## DIRECTION
Word for word, retype every entry in the listing.

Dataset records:
--------

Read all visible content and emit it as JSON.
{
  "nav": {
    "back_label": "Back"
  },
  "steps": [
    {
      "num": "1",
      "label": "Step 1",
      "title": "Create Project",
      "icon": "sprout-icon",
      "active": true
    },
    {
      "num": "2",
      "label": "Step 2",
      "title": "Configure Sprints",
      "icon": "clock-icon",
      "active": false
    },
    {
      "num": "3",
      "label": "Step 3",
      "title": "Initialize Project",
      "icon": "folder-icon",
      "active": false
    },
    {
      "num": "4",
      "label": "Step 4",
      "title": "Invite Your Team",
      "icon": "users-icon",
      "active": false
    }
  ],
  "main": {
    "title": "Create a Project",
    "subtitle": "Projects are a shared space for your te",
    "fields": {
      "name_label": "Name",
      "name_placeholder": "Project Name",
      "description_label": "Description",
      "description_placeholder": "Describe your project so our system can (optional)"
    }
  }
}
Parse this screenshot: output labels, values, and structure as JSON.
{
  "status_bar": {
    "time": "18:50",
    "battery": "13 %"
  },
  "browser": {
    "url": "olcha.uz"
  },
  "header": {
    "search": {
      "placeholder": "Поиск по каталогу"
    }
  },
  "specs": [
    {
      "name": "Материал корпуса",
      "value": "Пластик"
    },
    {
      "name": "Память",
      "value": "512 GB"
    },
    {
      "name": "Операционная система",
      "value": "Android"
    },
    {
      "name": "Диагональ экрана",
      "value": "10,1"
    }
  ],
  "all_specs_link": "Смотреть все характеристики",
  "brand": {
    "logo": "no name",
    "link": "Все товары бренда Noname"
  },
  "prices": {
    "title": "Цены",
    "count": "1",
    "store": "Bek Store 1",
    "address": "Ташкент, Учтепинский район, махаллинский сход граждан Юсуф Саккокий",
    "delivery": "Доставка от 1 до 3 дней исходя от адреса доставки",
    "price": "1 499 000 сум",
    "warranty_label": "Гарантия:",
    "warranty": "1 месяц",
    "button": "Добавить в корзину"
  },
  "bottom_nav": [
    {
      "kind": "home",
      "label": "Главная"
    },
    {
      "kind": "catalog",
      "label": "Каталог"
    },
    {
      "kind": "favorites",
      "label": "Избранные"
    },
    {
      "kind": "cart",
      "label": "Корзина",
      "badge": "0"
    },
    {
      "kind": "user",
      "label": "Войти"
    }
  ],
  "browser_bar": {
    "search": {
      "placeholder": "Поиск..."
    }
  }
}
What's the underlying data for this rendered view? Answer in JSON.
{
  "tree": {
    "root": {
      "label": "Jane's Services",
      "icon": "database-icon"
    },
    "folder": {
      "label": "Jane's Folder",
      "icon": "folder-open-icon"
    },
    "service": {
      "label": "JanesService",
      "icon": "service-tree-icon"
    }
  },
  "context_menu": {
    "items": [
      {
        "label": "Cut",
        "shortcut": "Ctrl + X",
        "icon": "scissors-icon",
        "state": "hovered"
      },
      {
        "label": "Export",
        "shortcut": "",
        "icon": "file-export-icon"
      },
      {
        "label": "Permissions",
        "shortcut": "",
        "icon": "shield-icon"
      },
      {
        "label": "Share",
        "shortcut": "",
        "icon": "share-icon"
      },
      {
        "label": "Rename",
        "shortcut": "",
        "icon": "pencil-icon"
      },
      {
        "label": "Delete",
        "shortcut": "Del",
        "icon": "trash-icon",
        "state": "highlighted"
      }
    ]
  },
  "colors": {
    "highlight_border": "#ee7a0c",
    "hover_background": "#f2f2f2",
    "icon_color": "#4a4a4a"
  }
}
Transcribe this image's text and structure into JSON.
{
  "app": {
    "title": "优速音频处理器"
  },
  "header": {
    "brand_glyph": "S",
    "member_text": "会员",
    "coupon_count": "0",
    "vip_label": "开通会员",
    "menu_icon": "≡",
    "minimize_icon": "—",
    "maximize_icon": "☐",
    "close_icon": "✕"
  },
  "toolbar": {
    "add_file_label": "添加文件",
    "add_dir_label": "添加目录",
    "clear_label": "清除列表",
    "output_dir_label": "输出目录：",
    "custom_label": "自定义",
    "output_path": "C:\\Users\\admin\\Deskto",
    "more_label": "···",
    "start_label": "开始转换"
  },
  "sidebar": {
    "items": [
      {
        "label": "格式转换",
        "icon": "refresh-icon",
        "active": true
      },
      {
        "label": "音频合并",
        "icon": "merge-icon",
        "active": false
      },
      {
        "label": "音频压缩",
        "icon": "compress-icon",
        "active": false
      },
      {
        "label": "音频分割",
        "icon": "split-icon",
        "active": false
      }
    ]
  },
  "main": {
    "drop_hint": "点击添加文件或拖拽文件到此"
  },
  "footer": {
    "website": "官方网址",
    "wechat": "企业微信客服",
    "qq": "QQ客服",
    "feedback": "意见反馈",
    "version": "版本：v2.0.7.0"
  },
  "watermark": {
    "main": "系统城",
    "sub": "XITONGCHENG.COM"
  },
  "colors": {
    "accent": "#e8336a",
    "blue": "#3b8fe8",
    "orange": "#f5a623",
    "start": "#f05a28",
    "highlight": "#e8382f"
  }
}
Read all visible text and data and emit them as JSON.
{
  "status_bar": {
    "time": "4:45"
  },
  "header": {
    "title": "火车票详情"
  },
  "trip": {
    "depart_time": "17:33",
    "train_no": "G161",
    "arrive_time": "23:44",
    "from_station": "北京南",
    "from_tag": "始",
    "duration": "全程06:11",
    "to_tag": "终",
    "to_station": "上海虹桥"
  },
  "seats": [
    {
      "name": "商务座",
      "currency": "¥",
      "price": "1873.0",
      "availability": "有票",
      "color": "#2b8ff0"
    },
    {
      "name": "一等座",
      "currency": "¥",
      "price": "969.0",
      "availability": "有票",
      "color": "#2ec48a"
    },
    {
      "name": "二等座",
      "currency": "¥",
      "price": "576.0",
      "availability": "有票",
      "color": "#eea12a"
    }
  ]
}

--------

## SOLUTION FOR THIS EXERCISE
Read all visible content and emit it as JSON.
{
  "nav": {
    "back_label": "Back"
  },
  "steps": [
    {
      "num": "1",
      "label": "Step 1",
      "title": "Create Project",
      "icon": "sprout-icon",
      "active": true
    },
    {
      "num": "2",
      "label": "Step 2",
      "title": "Configure Sprints",
      "icon": "clock-icon",
      "active": false
    },
    {
      "num": "3",
      "label": "Step 3",
      "title": "Initialize Project",
      "icon": "folder-icon",
      "active": false
    },
    {
      "num": "4",
      "label": "Step 4",
      "title": "Invite Your Team",
      "icon": "users-icon",
      "active": false
    }
  ],
  "main": {
    "title": "Create a Project",
    "subtitle": "Projects are a shared space for your te",
    "fields": {
      "name_label": "Name",
      "name_placeholder": "Project Name",
      "description_label": "Description",
      "description_placeholder": "Describe your project so our system can (optional)"
    }
  }
}
Parse this screenshot: output labels, values, and structure as JSON.
{
  "status_bar": {
    "time": "18:50",
    "battery": "13 %"
  },
  "browser": {
    "url": "olcha.uz"
  },
  "header": {
    "search": {
      "placeholder": "Поиск по каталогу"
    }
  },
  "specs": [
    {
      "name": "Материал корпуса",
      "value": "Пластик"
    },
    {
      "name": "Память",
      "value": "512 GB"
    },
    {
      "name": "Операционная система",
      "value": "Android"
    },
    {
      "name": "Диагональ экрана",
      "value": "10,1"
    }
  ],
  "all_specs_link": "Смотреть все характеристики",
  "brand": {
    "logo": "no name",
    "link": "Все товары бренда Noname"
  },
  "prices": {
    "title": "Цены",
    "count": "1",
    "store": "Bek Store 1",
    "address": "Ташкент, Учтепинский район, махаллинский сход граждан Юсуф Саккокий",
    "delivery": "Доставка от 1 до 3 дней исходя от адреса доставки",
    "price": "1 499 000 сум",
    "warranty_label": "Гарантия:",
    "warranty": "1 месяц",
    "button": "Добавить в корзину"
  },
  "bottom_nav": [
    {
      "kind": "home",
      "label": "Главная"
    },
    {
      "kind": "catalog",
      "label": "Каталог"
    },
    {
      "kind": "favorites",
      "label": "Избранные"
    },
    {
      "kind": "cart",
      "label": "Корзина",
      "badge": "0"
    },
    {
      "kind": "user",
      "label": "Войти"
    }
  ],
  "browser_bar": {
    "search": {
      "placeholder": "Поиск..."
    }
  }
}
What's the underlying data for this rendered view? Answer in JSON.
{
  "tree": {
    "root": {
      "label": "Jane's Services",
      "icon": "database-icon"
    },
    "folder": {
      "label": "Jane's Folder",
      "icon": "folder-open-icon"
    },
    "service": {
      "label": "JanesService",
      "icon": "service-tree-icon"
    }
  },
  "context_menu": {
    "items": [
      {
        "label": "Cut",
        "shortcut": "Ctrl + X",
        "icon": "scissors-icon",
        "state": "hovered"
      },
      {
        "label": "Export",
        "shortcut": "",
        "icon": "file-export-icon"
      },
      {
        "label": "Permissions",
        "shortcut": "",
        "icon": "shield-icon"
      },
      {
        "label": "Share",
        "shortcut": "",
        "icon": "share-icon"
      },
      {
        "label": "Rename",
        "shortcut": "",
        "icon": "pencil-icon"
      },
      {
        "label": "Delete",
        "shortcut": "Del",
        "icon": "trash-icon",
        "state": "highlighted"
      }
    ]
  },
  "colors": {
    "highlight_border": "#ee7a0c",
    "hover_background": "#f2f2f2",
    "icon_color": "#4a4a4a"
  }
}
Transcribe this image's text and structure into JSON.
{
  "app": {
    "title": "优速音频处理器"
  },
  "header": {
    "brand_glyph": "S",
    "member_text": "会员",
    "coupon_count": "0",
    "vip_label": "开通会员",
    "menu_icon": "≡",
    "minimize_icon": "—",
    "maximize_icon": "☐",
    "close_icon": "✕"
  },
  "toolbar": {
    "add_file_label": "添加文件",
    "add_dir_label": "添加目录",
    "clear_label": "清除列表",
    "output_dir_label": "输出目录：",
    "custom_label": "自定义",
    "output_path": "C:\\Users\\admin\\Deskto",
    "more_label": "···",
    "start_label": "开始转换"
  },
  "sidebar": {
    "items": [
      {
        "label": "格式转换",
        "icon": "refresh-icon",
        "active": true
      },
      {
        "label": "音频合并",
        "icon": "merge-icon",
        "active": false
      },
      {
        "label": "音频压缩",
        "icon": "compress-icon",
        "active": false
      },
      {
        "label": "音频分割",
        "icon": "split-icon",
        "active": false
      }
    ]
  },
  "main": {
    "drop_hint": "点击添加文件或拖拽文件到此"
  },
  "footer": {
    "website": "官方网址",
    "wechat": "企业微信客服",
    "qq": "QQ客服",
    "feedback": "意见反馈",
    "version": "版本：v2.0.7.0"
  },
  "watermark": {
    "main": "系统城",
    "sub": "XITONGCHENG.COM"
  },
  "colors": {
    "accent": "#e8336a",
    "blue": "#3b8fe8",
    "orange": "#f5a623",
    "start": "#f05a28",
    "highlight": "#e8382f"
  }
}
Read all visible text and data and emit them as JSON.
{
  "status_bar": {
    "time": "4:45"
  },
  "header": {
    "title": "火车票详情"
  },
  "trip": {
    "depart_time": "17:33",
    "train_no": "G161",
    "arrive_time": "23:44",
    "from_station": "北京南",
    "from_tag": "始",
    "duration": "全程06:11",
    "to_tag": "终",
    "to_station": "上海虹桥"
  },
  "seats": [
    {
      "name": "商务座",
      "currency": "¥",
      "price": "1873.0",
      "availability": "有票",
      "color": "#2b8ff0"
    },
    {
      "name": "一等座",
      "currency": "¥",
      "price": "969.0",
      "availability": "有票",
      "color": "#2ec48a"
    },
    {
      "name": "二等座",
      "currency": "¥",
      "price": "576.0",
      "availability": "有票",
      "color": "#eea12a"
    }
  ]
}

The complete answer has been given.